- _Collected data entries_
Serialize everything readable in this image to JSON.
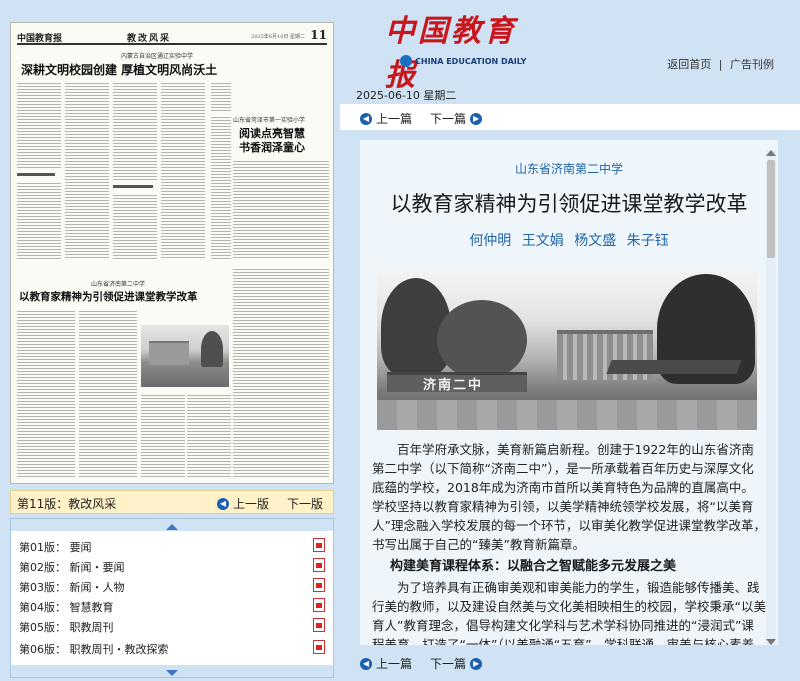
{
  "paper_preview": {
    "masthead_name": "中国教育报",
    "masthead_column": "教改风采",
    "masthead_page_no": "11",
    "masthead_date": "2025年6月10日 星期二",
    "top_kicker": "内蒙古自治区通辽实验中学",
    "top_headline": "深耕文明校园创建 厚植文明风尚沃土",
    "right_kicker": "山东省菏泽市第一实验小学",
    "right_headline_1": "阅读点亮智慧",
    "right_headline_2": "书香润泽童心",
    "mid_kicker": "山东省济南第二中学",
    "mid_headline": "以教育家精神为引领促进课堂教学改革"
  },
  "issue_bar": {
    "current": "第11版：教改风采",
    "prev": "上一版",
    "next": "下一版"
  },
  "sections": [
    {
      "label": "第01版： 要闻"
    },
    {
      "label": "第02版： 新闻・要闻"
    },
    {
      "label": "第03版： 新闻・人物"
    },
    {
      "label": "第04版： 智慧教育"
    },
    {
      "label": "第05版： 职教周刊"
    },
    {
      "label": "第06版： 职教周刊・教改探索"
    }
  ],
  "header": {
    "logo_text": "中国教育报",
    "logo_en": "CHINA EDUCATION DAILY",
    "link_home": "返回首页",
    "link_sep": "|",
    "link_ad": "广告刊例",
    "date": "2025-06-10 星期二"
  },
  "nav": {
    "prev": "上一篇",
    "next": "下一篇"
  },
  "article": {
    "kicker": "山东省济南第二中学",
    "title": "以教育家精神为引领促进课堂教学改革",
    "authors": "何仲明 王文娟 杨文盛 朱子钰",
    "photo_gate_text": "济南二中",
    "para1": "百年学府承文脉，美育新篇启新程。创建于1922年的山东省济南第二中学（以下简称“济南二中”），是一所承载着百年历史与深厚文化底蕴的学校，2018年成为济南市首所以美育特色为品牌的直属高中。学校坚持以教育家精神为引领，以美学精神统领学校发展，将“以美育人”理念融入学校发展的每一个环节，以审美化教学促进课堂教学改革，书写出属于自己的“臻美”教育新篇章。",
    "section_title": "构建美育课程体系：以融合之智赋能多元发展之美",
    "para2": "为了培养具有正确审美观和审美能力的学生，锻造能够传播美、践行美的教师，以及建设自然美与文化美相映相生的校园，学校秉承“以美育人”教育理念，倡导构建文化学科与艺术学科协同推进的“浸润式”课程美育，打造了“一体”（以美融通“五育”，学科联通、审美与核心素养"
  },
  "colors": {
    "background": "#cfe3f4",
    "logo_red": "#c8161d",
    "accent_blue": "#1f64a6",
    "issue_bar": "#fff1c8"
  }
}
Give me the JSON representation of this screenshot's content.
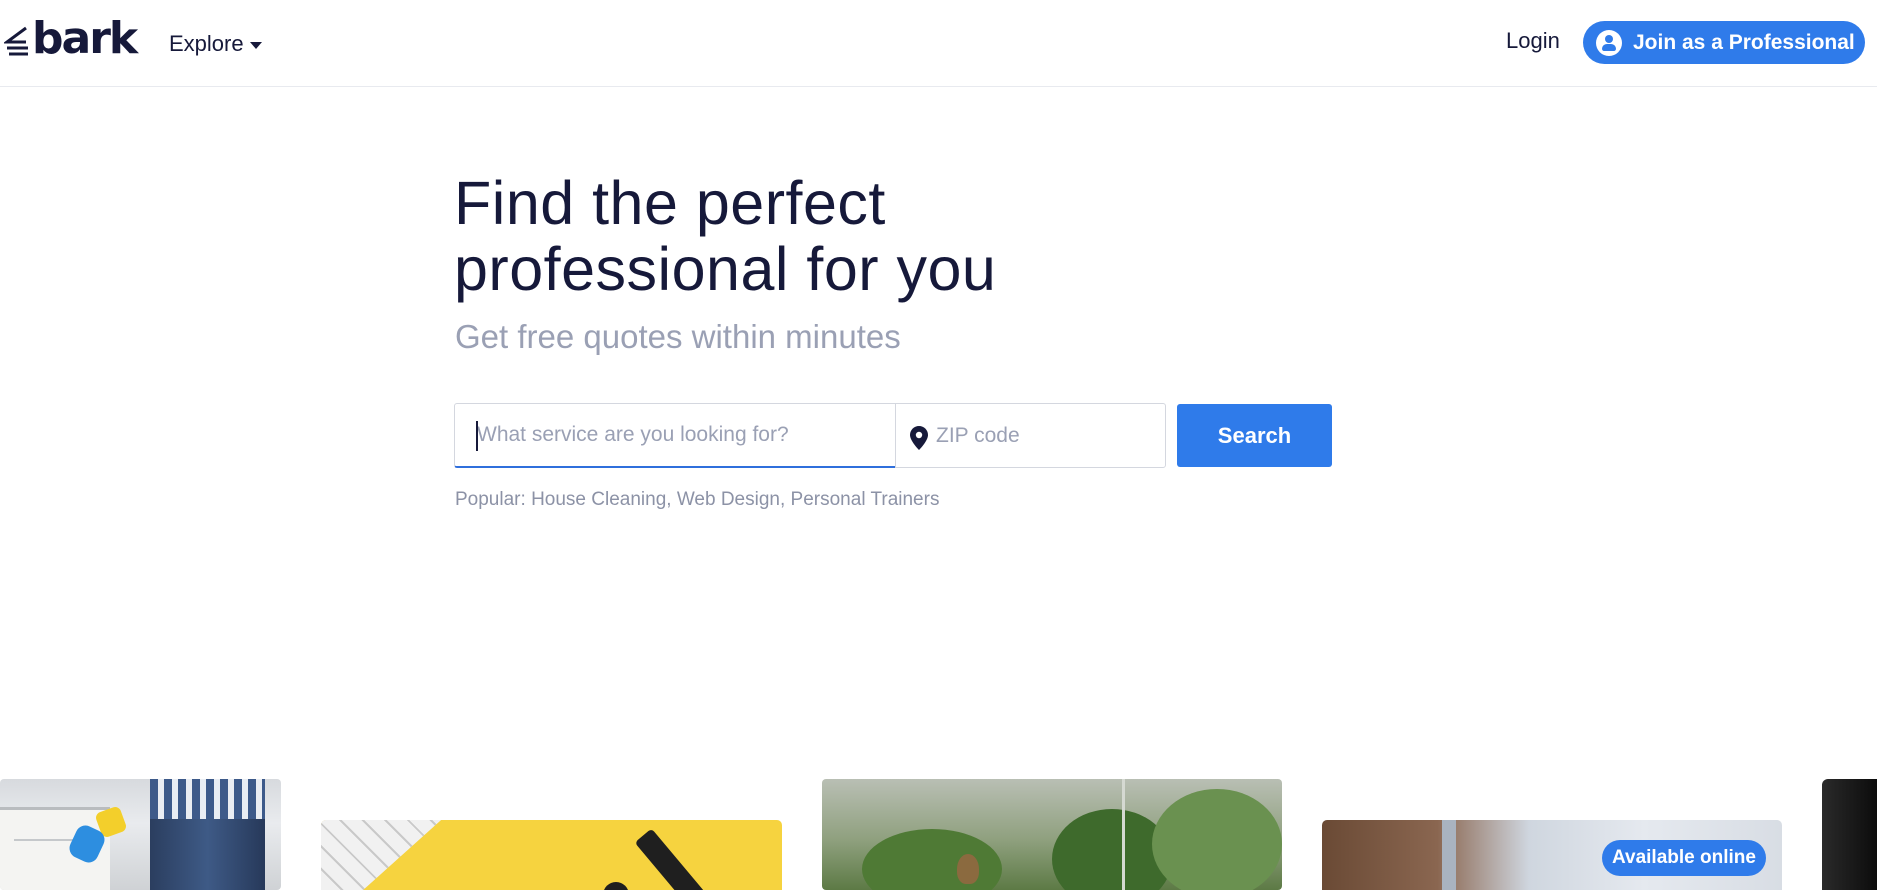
{
  "header": {
    "logo_text": "bark",
    "explore_label": "Explore",
    "login_label": "Login",
    "join_label": "Join as a Professional"
  },
  "hero": {
    "title_line1": "Find the perfect",
    "title_line2": "professional for you",
    "subtitle": "Get free quotes within minutes"
  },
  "search": {
    "service_placeholder": "What service are you looking for?",
    "service_value": "",
    "zip_placeholder": "ZIP code",
    "zip_value": "",
    "button_label": "Search"
  },
  "popular": {
    "prefix": "Popular:",
    "items": [
      "House Cleaning",
      "Web Design",
      "Personal Trainers"
    ]
  },
  "cards": {
    "badge": "Available online"
  },
  "colors": {
    "brand_blue": "#2f7bea",
    "text_dark": "#16193a",
    "text_muted": "#9aa0b4"
  },
  "icons": {
    "explore": "chevron-down-icon",
    "join": "user-icon",
    "zip": "map-pin-icon"
  }
}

- _STATED GOAL_
Quote every line of the records above exactly; no picture is to be copied.

- _EXPECTED OUTPUT_
Serialize everything readable in this image to JSON.
{
  "paper_preview": {
    "masthead_name": "中国教育报",
    "masthead_column": "教改风采",
    "masthead_page_no": "11",
    "masthead_date": "2025年6月10日 星期二",
    "top_kicker": "内蒙古自治区通辽实验中学",
    "top_headline": "深耕文明校园创建 厚植文明风尚沃土",
    "right_kicker": "山东省菏泽市第一实验小学",
    "right_headline_1": "阅读点亮智慧",
    "right_headline_2": "书香润泽童心",
    "mid_kicker": "山东省济南第二中学",
    "mid_headline": "以教育家精神为引领促进课堂教学改革"
  },
  "issue_bar": {
    "current": "第11版：教改风采",
    "prev": "上一版",
    "next": "下一版"
  },
  "sections": [
    {
      "label": "第01版： 要闻"
    },
    {
      "label": "第02版： 新闻・要闻"
    },
    {
      "label": "第03版： 新闻・人物"
    },
    {
      "label": "第04版： 智慧教育"
    },
    {
      "label": "第05版： 职教周刊"
    },
    {
      "label": "第06版： 职教周刊・教改探索"
    }
  ],
  "header": {
    "logo_text": "中国教育报",
    "logo_en": "CHINA EDUCATION DAILY",
    "link_home": "返回首页",
    "link_sep": "|",
    "link_ad": "广告刊例",
    "date": "2025-06-10 星期二"
  },
  "nav": {
    "prev": "上一篇",
    "next": "下一篇"
  },
  "article": {
    "kicker": "山东省济南第二中学",
    "title": "以教育家精神为引领促进课堂教学改革",
    "authors": "何仲明 王文娟 杨文盛 朱子钰",
    "photo_gate_text": "济南二中",
    "para1": "百年学府承文脉，美育新篇启新程。创建于1922年的山东省济南第二中学（以下简称“济南二中”），是一所承载着百年历史与深厚文化底蕴的学校，2018年成为济南市首所以美育特色为品牌的直属高中。学校坚持以教育家精神为引领，以美学精神统领学校发展，将“以美育人”理念融入学校发展的每一个环节，以审美化教学促进课堂教学改革，书写出属于自己的“臻美”教育新篇章。",
    "section_title": "构建美育课程体系：以融合之智赋能多元发展之美",
    "para2": "为了培养具有正确审美观和审美能力的学生，锻造能够传播美、践行美的教师，以及建设自然美与文化美相映相生的校园，学校秉承“以美育人”教育理念，倡导构建文化学科与艺术学科协同推进的“浸润式”课程美育，打造了“一体”（以美融通“五育”，学科联通、审美与核心素养"
  },
  "colors": {
    "background": "#cfe3f4",
    "logo_red": "#c8161d",
    "accent_blue": "#1f64a6",
    "issue_bar": "#fff1c8"
  }
}
Give me the JSON representation of this screenshot's content.
{
  "header": {
    "logo_text": "bark",
    "explore_label": "Explore",
    "login_label": "Login",
    "join_label": "Join as a Professional"
  },
  "hero": {
    "title_line1": "Find the perfect",
    "title_line2": "professional for you",
    "subtitle": "Get free quotes within minutes"
  },
  "search": {
    "service_placeholder": "What service are you looking for?",
    "service_value": "",
    "zip_placeholder": "ZIP code",
    "zip_value": "",
    "button_label": "Search"
  },
  "popular": {
    "prefix": "Popular:",
    "items": [
      "House Cleaning",
      "Web Design",
      "Personal Trainers"
    ]
  },
  "cards": {
    "badge": "Available online"
  },
  "colors": {
    "brand_blue": "#2f7bea",
    "text_dark": "#16193a",
    "text_muted": "#9aa0b4"
  },
  "icons": {
    "explore": "chevron-down-icon",
    "join": "user-icon",
    "zip": "map-pin-icon"
  }
}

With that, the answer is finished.